Write the records out again, precisely as they stand.

— Begin Given entries —

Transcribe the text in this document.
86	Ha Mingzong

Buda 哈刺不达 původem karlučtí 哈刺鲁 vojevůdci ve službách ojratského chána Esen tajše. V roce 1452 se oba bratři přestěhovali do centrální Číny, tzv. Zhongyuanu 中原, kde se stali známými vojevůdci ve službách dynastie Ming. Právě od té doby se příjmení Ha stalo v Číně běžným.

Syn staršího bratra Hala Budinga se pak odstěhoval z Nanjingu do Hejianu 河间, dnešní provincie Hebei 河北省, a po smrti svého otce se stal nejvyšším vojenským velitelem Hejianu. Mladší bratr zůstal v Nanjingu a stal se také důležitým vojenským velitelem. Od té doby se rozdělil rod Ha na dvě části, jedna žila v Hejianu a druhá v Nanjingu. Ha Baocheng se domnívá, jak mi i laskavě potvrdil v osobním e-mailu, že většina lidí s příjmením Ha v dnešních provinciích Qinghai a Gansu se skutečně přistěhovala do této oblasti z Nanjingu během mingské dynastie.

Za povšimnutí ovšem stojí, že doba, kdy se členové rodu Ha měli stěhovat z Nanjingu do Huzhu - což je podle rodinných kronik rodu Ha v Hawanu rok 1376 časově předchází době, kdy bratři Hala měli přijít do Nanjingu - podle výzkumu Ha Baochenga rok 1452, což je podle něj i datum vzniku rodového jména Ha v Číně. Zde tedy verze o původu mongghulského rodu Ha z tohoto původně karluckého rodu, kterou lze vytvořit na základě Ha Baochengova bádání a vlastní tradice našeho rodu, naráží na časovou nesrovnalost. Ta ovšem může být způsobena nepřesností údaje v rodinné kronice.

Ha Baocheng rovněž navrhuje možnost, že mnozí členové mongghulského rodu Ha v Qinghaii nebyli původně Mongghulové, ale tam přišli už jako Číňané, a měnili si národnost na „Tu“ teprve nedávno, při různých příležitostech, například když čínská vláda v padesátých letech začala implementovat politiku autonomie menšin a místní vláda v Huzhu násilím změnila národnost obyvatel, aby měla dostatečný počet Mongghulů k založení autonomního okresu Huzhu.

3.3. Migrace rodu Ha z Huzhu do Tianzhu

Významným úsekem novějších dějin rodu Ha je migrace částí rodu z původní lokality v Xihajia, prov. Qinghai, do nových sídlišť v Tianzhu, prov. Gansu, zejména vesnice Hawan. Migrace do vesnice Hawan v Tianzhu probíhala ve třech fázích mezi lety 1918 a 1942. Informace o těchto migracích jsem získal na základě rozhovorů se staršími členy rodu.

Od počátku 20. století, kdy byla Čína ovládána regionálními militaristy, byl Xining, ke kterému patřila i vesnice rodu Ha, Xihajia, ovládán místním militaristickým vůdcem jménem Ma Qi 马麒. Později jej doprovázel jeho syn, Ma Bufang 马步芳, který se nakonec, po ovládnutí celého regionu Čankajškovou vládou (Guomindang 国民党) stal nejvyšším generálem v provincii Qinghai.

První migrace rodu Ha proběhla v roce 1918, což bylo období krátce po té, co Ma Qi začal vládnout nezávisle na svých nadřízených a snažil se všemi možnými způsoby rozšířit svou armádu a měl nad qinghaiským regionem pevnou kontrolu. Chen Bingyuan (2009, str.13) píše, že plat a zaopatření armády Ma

— End Given entries —

• [Response below]:
Transcribe the text in this document.
86	Ha Mingzong

Buda 哈刺不达 původem karlučtí 哈刺鲁 vojevůdci ve službách ojratského chána Esen tajše. V roce 1452 se oba bratři přestěhovali do centrální Číny, tzv. Zhongyuanu 中原, kde se stali známými vojevůdci ve službách dynastie Ming. Právě od té doby se příjmení Ha stalo v Číně běžným.

Syn staršího bratra Hala Budinga se pak odstěhoval z Nanjingu do Hejianu 河间, dnešní provincie Hebei 河北省, a po smrti svého otce se stal nejvyšším vojenským velitelem Hejianu. Mladší bratr zůstal v Nanjingu a stal se také důležitým vojenským velitelem. Od té doby se rozdělil rod Ha na dvě části, jedna žila v Hejianu a druhá v Nanjingu. Ha Baocheng se domnívá, jak mi i laskavě potvrdil v osobním e-mailu, že většina lidí s příjmením Ha v dnešních provinciích Qinghai a Gansu se skutečně přistěhovala do této oblasti z Nanjingu během mingské dynastie.

Za povšimnutí ovšem stojí, že doba, kdy se členové rodu Ha měli stěhovat z Nanjingu do Huzhu - což je podle rodinných kronik rodu Ha v Hawanu rok 1376 časově předchází době, kdy bratři Hala měli přijít do Nanjingu - podle výzkumu Ha Baochenga rok 1452, což je podle něj i datum vzniku rodového jména Ha v Číně. Zde tedy verze o původu mongghulského rodu Ha z tohoto původně karluckého rodu, kterou lze vytvořit na základě Ha Baochengova bádání a vlastní tradice našeho rodu, naráží na časovou nesrovnalost. Ta ovšem může být způsobena nepřesností údaje v rodinné kronice.

Ha Baocheng rovněž navrhuje možnost, že mnozí členové mongghulského rodu Ha v Qinghaii nebyli původně Mongghulové, ale tam přišli už jako Číňané, a měnili si národnost na „Tu“ teprve nedávno, při různých příležitostech, například když čínská vláda v padesátých letech začala implementovat politiku autonomie menšin a místní vláda v Huzhu násilím změnila národnost obyvatel, aby měla dostatečný počet Mongghulů k založení autonomního okresu Huzhu.

3.3. Migrace rodu Ha z Huzhu do Tianzhu

Významným úsekem novějších dějin rodu Ha je migrace částí rodu z původní lokality v Xihajia, prov. Qinghai, do nových sídlišť v Tianzhu, prov. Gansu, zejména vesnice Hawan. Migrace do vesnice Hawan v Tianzhu probíhala ve třech fázích mezi lety 1918 a 1942. Informace o těchto migracích jsem získal na základě rozhovorů se staršími členy rodu.

Od počátku 20. století, kdy byla Čína ovládána regionálními militaristy, byl Xining, ke kterému patřila i vesnice rodu Ha, Xihajia, ovládán místním militaristickým vůdcem jménem Ma Qi 马麒. Později jej doprovázel jeho syn, Ma Bufang 马步芳, který se nakonec, po ovládnutí celého regionu Čankajškovou vládou (Guomindang 国民党) stal nejvyšším generálem v provincii Qinghai.

První migrace rodu Ha proběhla v roce 1918, což bylo období krátce po té, co Ma Qi začal vládnout nezávisle na svých nadřízených a snažil se všemi možnými způsoby rozšířit svou armádu a měl nad qinghaiským regionem pevnou kontrolu. Chen Bingyuan (2009, str.13) píše, že plat a zaopatření armády Ma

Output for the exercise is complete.